En 1940, lorsque les allemands ont commencé à bombarder Londres, la famille royale aurait pu aller se mettre à l’abri à la campagne. Ce choix était parfaitement logique, cohérent et explicable pour des raisons de sécurité. Un autre choix a été fait, celui de rester. Le roi, la reine et leurs filles sont ainsi restés au palais de Buckingham, partageant le quotidien des londoniens, et subissant les mêmes risques. Ils y ont gagné une immense popularité et un lien très fort avec la population qui a duré dans le temps.

C’est une leçon politique majeure : quand on dirige un pays, on se doit d’être solidaire de la population, en refusant des passe-droits. Quand l’ensemble de la population subit des contraintes fortes et désagréables, les dirigeants doivent mettre un point d’honneur à se les imposer aussi, même si cela constitue une gêne pour leur quotidien et l’exercice de leurs fonctions. Dans un pays aussi fracturé que la France, une telle attitude est une nécessité vitale pour les dirigeants, s’ils ne veulent pas être complètement discrédités.

## ENREGISTREMENTS FOURNIS
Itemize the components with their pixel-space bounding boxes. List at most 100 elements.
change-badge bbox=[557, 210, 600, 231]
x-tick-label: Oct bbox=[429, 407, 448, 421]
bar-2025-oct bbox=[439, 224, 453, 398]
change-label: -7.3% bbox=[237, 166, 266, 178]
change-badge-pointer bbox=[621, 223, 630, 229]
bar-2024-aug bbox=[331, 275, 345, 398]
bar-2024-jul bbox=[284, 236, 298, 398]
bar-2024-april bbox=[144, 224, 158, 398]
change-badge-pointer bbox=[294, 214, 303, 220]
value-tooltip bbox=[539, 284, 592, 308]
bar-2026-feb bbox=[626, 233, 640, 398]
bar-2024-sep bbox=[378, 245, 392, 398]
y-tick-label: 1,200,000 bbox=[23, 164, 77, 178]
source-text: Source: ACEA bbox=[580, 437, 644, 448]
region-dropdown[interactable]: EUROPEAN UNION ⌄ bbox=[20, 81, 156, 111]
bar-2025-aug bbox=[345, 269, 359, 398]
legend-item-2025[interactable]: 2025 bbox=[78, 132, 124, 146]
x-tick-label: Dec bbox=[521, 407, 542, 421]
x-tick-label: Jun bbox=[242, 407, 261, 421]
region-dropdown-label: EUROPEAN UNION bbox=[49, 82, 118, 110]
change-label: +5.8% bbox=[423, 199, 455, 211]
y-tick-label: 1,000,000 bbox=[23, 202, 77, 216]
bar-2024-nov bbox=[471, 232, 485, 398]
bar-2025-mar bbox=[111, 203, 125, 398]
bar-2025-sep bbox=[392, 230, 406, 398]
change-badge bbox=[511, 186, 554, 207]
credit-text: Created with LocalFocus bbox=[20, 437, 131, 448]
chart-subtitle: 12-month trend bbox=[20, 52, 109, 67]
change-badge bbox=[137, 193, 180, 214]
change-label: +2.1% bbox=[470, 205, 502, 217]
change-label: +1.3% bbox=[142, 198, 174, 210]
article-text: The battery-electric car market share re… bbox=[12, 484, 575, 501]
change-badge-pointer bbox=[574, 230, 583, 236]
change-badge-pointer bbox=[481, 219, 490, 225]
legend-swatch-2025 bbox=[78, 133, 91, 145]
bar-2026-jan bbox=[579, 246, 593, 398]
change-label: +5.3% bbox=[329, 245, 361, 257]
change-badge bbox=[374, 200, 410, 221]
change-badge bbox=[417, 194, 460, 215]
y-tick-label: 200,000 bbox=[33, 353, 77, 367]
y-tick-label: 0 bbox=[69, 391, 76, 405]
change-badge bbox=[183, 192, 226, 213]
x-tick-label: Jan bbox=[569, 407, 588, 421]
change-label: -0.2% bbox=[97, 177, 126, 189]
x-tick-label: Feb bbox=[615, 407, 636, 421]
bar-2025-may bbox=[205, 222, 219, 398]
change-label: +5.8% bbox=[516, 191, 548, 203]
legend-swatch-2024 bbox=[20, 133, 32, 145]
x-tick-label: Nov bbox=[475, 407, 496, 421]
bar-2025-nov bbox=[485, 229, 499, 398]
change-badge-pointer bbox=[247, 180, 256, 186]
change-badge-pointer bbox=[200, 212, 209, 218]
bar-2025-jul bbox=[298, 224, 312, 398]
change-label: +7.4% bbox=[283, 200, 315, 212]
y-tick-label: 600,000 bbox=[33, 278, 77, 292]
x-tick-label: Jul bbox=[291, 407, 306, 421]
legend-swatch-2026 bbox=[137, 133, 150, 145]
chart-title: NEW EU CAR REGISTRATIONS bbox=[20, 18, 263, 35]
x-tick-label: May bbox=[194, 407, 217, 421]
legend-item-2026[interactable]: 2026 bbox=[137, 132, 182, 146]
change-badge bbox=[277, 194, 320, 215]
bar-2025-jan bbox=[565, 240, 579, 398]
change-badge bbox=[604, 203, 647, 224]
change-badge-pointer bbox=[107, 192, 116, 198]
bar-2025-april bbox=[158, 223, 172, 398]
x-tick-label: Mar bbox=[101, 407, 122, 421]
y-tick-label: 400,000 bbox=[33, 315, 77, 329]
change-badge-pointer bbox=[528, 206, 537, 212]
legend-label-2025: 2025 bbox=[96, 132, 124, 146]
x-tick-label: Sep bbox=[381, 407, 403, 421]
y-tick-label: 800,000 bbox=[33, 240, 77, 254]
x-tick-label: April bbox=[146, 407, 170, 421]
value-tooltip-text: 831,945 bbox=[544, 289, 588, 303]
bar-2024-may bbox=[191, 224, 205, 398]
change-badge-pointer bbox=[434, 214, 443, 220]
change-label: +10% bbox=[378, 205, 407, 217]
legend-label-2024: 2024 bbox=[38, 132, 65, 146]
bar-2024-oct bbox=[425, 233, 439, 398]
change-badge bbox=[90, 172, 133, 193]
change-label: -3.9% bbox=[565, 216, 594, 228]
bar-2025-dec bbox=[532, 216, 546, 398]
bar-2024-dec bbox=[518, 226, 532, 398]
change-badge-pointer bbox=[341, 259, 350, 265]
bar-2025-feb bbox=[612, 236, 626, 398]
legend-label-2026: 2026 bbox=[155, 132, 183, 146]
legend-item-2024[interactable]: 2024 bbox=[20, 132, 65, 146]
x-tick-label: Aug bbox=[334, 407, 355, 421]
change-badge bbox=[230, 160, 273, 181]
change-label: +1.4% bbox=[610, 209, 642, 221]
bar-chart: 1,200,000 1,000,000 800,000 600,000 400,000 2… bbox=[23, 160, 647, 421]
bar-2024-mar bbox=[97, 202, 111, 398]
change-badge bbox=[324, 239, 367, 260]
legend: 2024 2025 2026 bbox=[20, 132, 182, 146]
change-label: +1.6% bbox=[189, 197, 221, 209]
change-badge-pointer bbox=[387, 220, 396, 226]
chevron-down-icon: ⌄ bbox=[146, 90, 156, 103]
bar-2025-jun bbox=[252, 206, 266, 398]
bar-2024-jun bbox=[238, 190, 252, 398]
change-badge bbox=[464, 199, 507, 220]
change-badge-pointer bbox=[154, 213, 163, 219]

## TRAVAIL À FAIRE
#1 Recopiez, s'il vous plaît, tout le passage du texte sur la famille royale allant de « C’est une leçon » jusqu'à « être complètement discrédités. », en remplaçant « dirigeants » par « gouvernants ».
#2 Selon le texte sur la famille royale, où le roi, la reine et leurs filles sont-ils restés pendant les bombardements de Londres ?
Les enregistrements n'interviennent en rien ici.

## LES RÉPONSES
#1
C’est une leçon politique majeure : quand on dirige un pays, on se doit d’être solidaire de la population, en refusant des passe-droits. Quand l’ensemble de la population subit des contraintes fortes et désagréables, les gouvernants doivent mettre un point d’honneur à se les imposer aussi, même si cela constitue une gêne pour leur quotidien et l’exercice de leurs fonctions. Dans un pays aussi fracturé que la France, une telle attitude est une nécessité vitale pour les gouvernants, s’ils ne veulent pas être complètement discrédités.

#2 Au palais de Buckingham.